» INSTRUCTION
Please write out the material below exactly as given.

» DATASET EXTRACT

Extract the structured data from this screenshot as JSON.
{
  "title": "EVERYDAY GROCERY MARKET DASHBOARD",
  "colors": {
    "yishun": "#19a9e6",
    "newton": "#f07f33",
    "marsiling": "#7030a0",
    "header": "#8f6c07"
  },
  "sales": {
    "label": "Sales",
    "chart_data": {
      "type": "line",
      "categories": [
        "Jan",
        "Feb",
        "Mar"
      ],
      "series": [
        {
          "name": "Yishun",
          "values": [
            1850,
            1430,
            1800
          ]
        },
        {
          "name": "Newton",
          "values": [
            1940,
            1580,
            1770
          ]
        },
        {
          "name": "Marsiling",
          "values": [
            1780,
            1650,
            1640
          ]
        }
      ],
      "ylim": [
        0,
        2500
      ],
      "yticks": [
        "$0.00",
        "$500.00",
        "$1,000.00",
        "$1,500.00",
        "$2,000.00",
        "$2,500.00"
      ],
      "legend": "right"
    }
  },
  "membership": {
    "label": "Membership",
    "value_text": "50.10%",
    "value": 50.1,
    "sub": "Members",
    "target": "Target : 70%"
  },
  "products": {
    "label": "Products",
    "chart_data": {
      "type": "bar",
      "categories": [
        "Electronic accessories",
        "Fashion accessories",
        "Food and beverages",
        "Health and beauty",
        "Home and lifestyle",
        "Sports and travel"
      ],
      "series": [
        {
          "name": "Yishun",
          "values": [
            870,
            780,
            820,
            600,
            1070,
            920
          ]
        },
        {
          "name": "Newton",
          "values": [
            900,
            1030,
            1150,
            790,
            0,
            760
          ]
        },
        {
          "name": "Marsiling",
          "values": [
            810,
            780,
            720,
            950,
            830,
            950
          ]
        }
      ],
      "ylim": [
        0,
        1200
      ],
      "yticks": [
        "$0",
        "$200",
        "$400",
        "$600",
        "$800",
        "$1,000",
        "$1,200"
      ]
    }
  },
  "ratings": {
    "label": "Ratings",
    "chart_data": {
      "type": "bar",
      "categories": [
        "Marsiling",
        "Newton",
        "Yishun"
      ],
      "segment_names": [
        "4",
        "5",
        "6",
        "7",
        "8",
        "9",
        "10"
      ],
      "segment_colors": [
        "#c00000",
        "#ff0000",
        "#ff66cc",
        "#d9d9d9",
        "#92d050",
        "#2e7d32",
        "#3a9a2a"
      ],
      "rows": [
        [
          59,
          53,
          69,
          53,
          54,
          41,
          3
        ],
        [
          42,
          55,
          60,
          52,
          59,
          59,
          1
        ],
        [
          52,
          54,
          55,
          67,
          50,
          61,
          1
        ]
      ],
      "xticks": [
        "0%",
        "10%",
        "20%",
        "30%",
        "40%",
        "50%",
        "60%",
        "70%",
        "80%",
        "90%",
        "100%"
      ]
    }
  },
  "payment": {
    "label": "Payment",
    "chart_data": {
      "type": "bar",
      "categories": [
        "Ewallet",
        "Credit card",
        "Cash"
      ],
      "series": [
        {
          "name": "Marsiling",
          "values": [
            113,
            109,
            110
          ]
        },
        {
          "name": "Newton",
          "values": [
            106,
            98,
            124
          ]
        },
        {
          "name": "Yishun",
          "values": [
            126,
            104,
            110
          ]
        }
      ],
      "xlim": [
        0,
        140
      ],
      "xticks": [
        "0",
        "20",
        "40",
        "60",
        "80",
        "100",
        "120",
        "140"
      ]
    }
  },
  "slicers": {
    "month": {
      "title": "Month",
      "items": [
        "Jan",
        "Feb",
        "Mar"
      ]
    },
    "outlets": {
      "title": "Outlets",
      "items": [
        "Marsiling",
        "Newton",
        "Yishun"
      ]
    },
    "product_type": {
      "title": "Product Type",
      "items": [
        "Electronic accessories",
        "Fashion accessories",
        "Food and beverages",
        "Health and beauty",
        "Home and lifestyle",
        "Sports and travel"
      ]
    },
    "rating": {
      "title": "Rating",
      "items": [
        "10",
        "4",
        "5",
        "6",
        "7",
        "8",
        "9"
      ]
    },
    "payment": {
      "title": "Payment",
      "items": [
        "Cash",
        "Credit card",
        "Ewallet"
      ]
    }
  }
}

» WRITTEN SOLUTION
Extract the structured data from this screenshot as JSON.
{
  "title": "EVERYDAY GROCERY MARKET DASHBOARD",
  "colors": {
    "yishun": "#19a9e6",
    "newton": "#f07f33",
    "marsiling": "#7030a0",
    "header": "#8f6c07"
  },
  "sales": {
    "label": "Sales",
    "chart_data": {
      "type": "line",
      "categories": [
        "Jan",
        "Feb",
        "Mar"
      ],
      "series": [
        {
          "name": "Yishun",
          "values": [
            1850,
            1430,
            1800
          ]
        },
        {
          "name": "Newton",
          "values": [
            1940,
            1580,
            1770
          ]
        },
        {
          "name": "Marsiling",
          "values": [
            1780,
            1650,
            1640
          ]
        }
      ],
      "ylim": [
        0,
        2500
      ],
      "yticks": [
        "$0.00",
        "$500.00",
        "$1,000.00",
        "$1,500.00",
        "$2,000.00",
        "$2,500.00"
      ],
      "legend": "right"
    }
  },
  "membership": {
    "label": "Membership",
    "value_text": "50.10%",
    "value": 50.1,
    "sub": "Members",
    "target": "Target : 70%"
  },
  "products": {
    "label": "Products",
    "chart_data": {
      "type": "bar",
      "categories": [
        "Electronic accessories",
        "Fashion accessories",
        "Food and beverages",
        "Health and beauty",
        "Home and lifestyle",
        "Sports and travel"
      ],
      "series": [
        {
          "name": "Yishun",
          "values": [
            870,
            780,
            820,
            600,
            1070,
            920
          ]
        },
        {
          "name": "Newton",
          "values": [
            900,
            1030,
            1150,
            790,
            0,
            760
          ]
        },
        {
          "name": "Marsiling",
          "values": [
            810,
            780,
            720,
            950,
            830,
            950
          ]
        }
      ],
      "ylim": [
        0,
        1200
      ],
      "yticks": [
        "$0",
        "$200",
        "$400",
        "$600",
        "$800",
        "$1,000",
        "$1,200"
      ]
    }
  },
  "ratings": {
    "label": "Ratings",
    "chart_data": {
      "type": "bar",
      "categories": [
        "Marsiling",
        "Newton",
        "Yishun"
      ],
      "segment_names": [
        "4",
        "5",
        "6",
        "7",
        "8",
        "9",
        "10"
      ],
      "segment_colors": [
        "#c00000",
        "#ff0000",
        "#ff66cc",
        "#d9d9d9",
        "#92d050",
        "#2e7d32",
        "#3a9a2a"
      ],
      "rows": [
        [
          59,
          53,
          69,
          53,
          54,
          41,
          3
        ],
        [
          42,
          55,
          60,
          52,
          59,
          59,
          1
        ],
        [
          52,
          54,
          55,
          67,
          50,
          61,
          1
        ]
      ],
      "xticks": [
        "0%",
        "10%",
        "20%",
        "30%",
        "40%",
        "50%",
        "60%",
        "70%",
        "80%",
        "90%",
        "100%"
      ]
    }
  },
  "payment": {
    "label": "Payment",
    "chart_data": {
      "type": "bar",
      "categories": [
        "Ewallet",
        "Credit card",
        "Cash"
      ],
      "series": [
        {
          "name": "Marsiling",
          "values": [
            113,
            109,
            110
          ]
        },
        {
          "name": "Newton",
          "values": [
            106,
            98,
            124
          ]
        },
        {
          "name": "Yishun",
          "values": [
            126,
            104,
            110
          ]
        }
      ],
      "xlim": [
        0,
        140
      ],
      "xticks": [
        "0",
        "20",
        "40",
        "60",
        "80",
        "100",
        "120",
        "140"
      ]
    }
  },
  "slicers": {
    "month": {
      "title": "Month",
      "items": [
        "Jan",
        "Feb",
        "Mar"
      ]
    },
    "outlets": {
      "title": "Outlets",
      "items": [
        "Marsiling",
        "Newton",
        "Yishun"
      ]
    },
    "product_type": {
      "title": "Product Type",
      "items": [
        "Electronic accessories",
        "Fashion accessories",
        "Food and beverages",
        "Health and beauty",
        "Home and lifestyle",
        "Sports and travel"
      ]
    },
    "rating": {
      "title": "Rating",
      "items": [
        "10",
        "4",
        "5",
        "6",
        "7",
        "8",
        "9"
      ]
    },
    "payment": {
      "title": "Payment",
      "items": [
        "Cash",
        "Credit card",
        "Ewallet"
      ]
    }
  }
}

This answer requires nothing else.